• EXCERPT PROVIDED:
▼▼▼
THE POWER OF STATISTICS IN DATA SCIENCE

Data Science and Statistics are complementary of each other. In 1977, The IASC (International Association For Statistical Computing) was formed. The main aim of this association was to link statistical methods, computer technology and the knowledge of domain experts in order to covert data into information and find precise insights from the data. We can’t imagine Data Science without statistics.

We define Data Science as: Data + Science i.e. get the data, understand it and apply scientific models i.e. mathematical models, statistical methodology, operation research etc. on data to get insights from the data and make data informative. Now the question is: what do you mean by statistics?

Statistics is the collection of data or science in which we play with data. we collect data, analyse it and then get insights from it or this is the most important discipline to analyse and quantify uncertainty.

Relation Between Two Fields

Statistics Plays an important role in Data Science, Statistics is the foundation of Data Science, it is the most important discipline that provide tools and methodology to make data structured and get information from the data.

There is a strong relationship between these two fields. In this modern world data is growing very rapidly in every second so it is very important for a Data Scientist to run the best models on the data and get the precise insights from the data. Now the Question arise: From where these models come? These models comes from Statistics

Machine learning is the widely growing field in Data Science, it is the combination of Computer science and statistics. In Machine Learning we run models on data make data informative & get deeper insights from the data.  

Concepts Of Statistics Used in Data Science:

 Some Important Concepts of Statistics that are used in Data Science are:

Linear Regression:

Regression Methods are meant to determine the best functional relationship between  a dependent and one or more independent variables. The functional relationship of a dependent variable with one or more independent varibles is called a regression equation, if this relationship is linear then  it is known as simple regression .The graph of regression is known as curve of regression.
▲▲▲
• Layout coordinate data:
▼▼▼
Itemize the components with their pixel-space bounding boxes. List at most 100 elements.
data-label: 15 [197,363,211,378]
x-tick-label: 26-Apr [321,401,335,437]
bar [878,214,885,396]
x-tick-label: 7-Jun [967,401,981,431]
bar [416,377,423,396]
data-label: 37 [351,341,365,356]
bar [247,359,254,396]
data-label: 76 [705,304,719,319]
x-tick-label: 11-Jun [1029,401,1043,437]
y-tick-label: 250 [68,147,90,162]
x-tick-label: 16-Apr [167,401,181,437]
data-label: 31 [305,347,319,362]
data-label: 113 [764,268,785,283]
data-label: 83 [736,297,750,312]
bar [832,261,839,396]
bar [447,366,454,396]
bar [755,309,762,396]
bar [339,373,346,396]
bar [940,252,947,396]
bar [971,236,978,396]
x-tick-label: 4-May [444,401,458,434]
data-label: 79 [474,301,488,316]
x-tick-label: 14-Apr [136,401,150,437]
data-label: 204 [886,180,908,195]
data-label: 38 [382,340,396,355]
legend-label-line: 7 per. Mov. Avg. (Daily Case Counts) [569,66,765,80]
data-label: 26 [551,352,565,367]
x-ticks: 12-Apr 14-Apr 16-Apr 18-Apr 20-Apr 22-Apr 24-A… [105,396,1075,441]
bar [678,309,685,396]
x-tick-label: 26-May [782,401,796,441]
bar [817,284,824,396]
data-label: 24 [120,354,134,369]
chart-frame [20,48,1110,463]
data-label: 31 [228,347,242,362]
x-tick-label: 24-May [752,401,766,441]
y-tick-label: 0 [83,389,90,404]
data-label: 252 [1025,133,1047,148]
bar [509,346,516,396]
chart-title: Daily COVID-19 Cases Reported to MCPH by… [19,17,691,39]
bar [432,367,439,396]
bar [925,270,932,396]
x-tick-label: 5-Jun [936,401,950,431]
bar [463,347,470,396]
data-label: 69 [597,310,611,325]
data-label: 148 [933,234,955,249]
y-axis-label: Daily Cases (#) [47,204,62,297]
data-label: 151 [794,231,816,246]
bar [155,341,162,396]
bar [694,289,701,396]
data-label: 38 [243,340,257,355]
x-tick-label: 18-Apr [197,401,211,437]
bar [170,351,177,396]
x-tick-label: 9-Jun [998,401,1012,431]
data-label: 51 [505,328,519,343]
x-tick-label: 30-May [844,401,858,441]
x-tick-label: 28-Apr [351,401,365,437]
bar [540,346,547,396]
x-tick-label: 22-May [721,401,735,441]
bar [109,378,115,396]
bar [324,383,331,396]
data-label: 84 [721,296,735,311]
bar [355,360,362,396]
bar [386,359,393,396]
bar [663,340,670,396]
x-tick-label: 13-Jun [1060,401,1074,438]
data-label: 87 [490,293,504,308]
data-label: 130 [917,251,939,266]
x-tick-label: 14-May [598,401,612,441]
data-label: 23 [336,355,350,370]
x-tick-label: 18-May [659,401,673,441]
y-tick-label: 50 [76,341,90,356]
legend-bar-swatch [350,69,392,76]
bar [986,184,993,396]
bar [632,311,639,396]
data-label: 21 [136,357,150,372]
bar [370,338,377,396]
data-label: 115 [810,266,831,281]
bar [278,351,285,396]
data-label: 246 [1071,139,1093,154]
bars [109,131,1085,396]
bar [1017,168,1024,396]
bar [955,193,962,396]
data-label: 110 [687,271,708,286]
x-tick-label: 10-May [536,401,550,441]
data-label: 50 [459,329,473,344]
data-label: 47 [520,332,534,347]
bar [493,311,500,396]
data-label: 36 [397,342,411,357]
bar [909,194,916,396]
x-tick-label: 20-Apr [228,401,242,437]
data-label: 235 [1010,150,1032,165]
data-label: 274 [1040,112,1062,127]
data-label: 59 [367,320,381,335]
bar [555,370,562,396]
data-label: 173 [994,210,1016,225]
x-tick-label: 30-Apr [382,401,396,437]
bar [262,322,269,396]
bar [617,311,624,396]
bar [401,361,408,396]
▲▲▲
• EXERCISES:
[a] According to the article on statistics in data science, what year was the IASC formed?
[b] Reproduce the passage of the article on statistics in data science between "Statistics is the collection" and "information from the data.", inclusive.
[c] Carry on the article on statistics in data science from the point where it ends.
The layout coordinate data is separate material, apart from the article.

• ANSWER LIST:
[a] 1977

[b]
Statistics is the collection of data or science in which we play with data. we collect data, analyse it and then get insights from it or this is the most important discipline to analyse and quantify uncertainty.

Relation Between Two Fields

Statistics Plays an important role in Data Science, Statistics is the foundation of Data Science, it is the most important discipline that provide tools and methodology to make data structured and get information from the data.

[c]
Functional Relationship Of one dependent variable with more than one independent variables, is called multiple regression. The independent variables are known as regressor and dependent variables are called regressed variable. The main aim of regression model is to find the best value of a dependent variable from independent variables.

Let us consider the simple linear regression of Y on X i.e.

Y=b0+b1X+Ɛ   in this equation b0 is the intercept which the line cuts on the Y axis and b1 is the slope of the line, also called regression coefficient. Ɛ is the error term which is normally distributed. The regression line is of the type as shown in the graph below:

 The regression equation is also known as estimating or predicting equation and the regression line is also known as the line of average relationship.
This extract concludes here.